◆ Records from a data source ◆

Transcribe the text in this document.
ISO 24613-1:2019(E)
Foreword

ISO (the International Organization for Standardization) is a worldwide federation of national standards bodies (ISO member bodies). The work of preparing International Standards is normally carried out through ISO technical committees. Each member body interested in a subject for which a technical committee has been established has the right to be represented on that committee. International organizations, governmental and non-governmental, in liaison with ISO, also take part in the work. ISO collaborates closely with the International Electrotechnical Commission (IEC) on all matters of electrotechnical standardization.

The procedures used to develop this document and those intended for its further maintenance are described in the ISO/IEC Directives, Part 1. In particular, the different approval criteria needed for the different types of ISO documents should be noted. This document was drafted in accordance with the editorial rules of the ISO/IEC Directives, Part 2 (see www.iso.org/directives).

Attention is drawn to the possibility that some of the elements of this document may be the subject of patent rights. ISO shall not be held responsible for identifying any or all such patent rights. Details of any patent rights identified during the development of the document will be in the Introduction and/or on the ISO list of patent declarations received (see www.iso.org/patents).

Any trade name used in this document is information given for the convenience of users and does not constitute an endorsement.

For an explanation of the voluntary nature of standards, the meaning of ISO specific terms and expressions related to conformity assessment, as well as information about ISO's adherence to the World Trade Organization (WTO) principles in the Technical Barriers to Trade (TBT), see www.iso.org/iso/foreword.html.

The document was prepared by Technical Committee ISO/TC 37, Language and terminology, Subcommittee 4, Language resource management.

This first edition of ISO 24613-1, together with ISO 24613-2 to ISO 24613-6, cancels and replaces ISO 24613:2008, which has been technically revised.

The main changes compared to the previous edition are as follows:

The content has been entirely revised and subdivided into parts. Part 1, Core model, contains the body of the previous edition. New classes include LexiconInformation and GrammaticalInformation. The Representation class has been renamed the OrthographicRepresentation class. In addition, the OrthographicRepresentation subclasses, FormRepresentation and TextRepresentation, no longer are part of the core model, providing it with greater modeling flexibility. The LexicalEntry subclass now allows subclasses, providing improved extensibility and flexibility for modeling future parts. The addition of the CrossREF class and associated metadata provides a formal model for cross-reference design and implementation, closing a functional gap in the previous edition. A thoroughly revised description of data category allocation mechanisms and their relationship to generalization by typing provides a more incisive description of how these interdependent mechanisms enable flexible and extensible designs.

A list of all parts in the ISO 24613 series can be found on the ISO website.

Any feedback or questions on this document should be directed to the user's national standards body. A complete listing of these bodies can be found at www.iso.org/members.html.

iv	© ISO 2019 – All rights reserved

◆ WHAT TO DO ◆
Read through the entries and copy every line that includes "which".

◆ ANSWER BELOW ◆
ISO (the International Organization for Standardization) is a worldwide federation of national standards bodies (ISO member bodies). The work of preparing International Standards is normally carried out through ISO technical committees. Each member body interested in a subject for which a technical committee has been established has the right to be represented on that committee. International organizations, governmental and non-governmental, in liaison with ISO, also take part in the work. ISO collaborates closely with the International Electrotechnical Commission (IEC) on all matters of electrotechnical standardization.
This first edition of ISO 24613-1, together with ISO 24613-2 to ISO 24613-6, cancels and replaces ISO 24613:2008, which has been technically revised.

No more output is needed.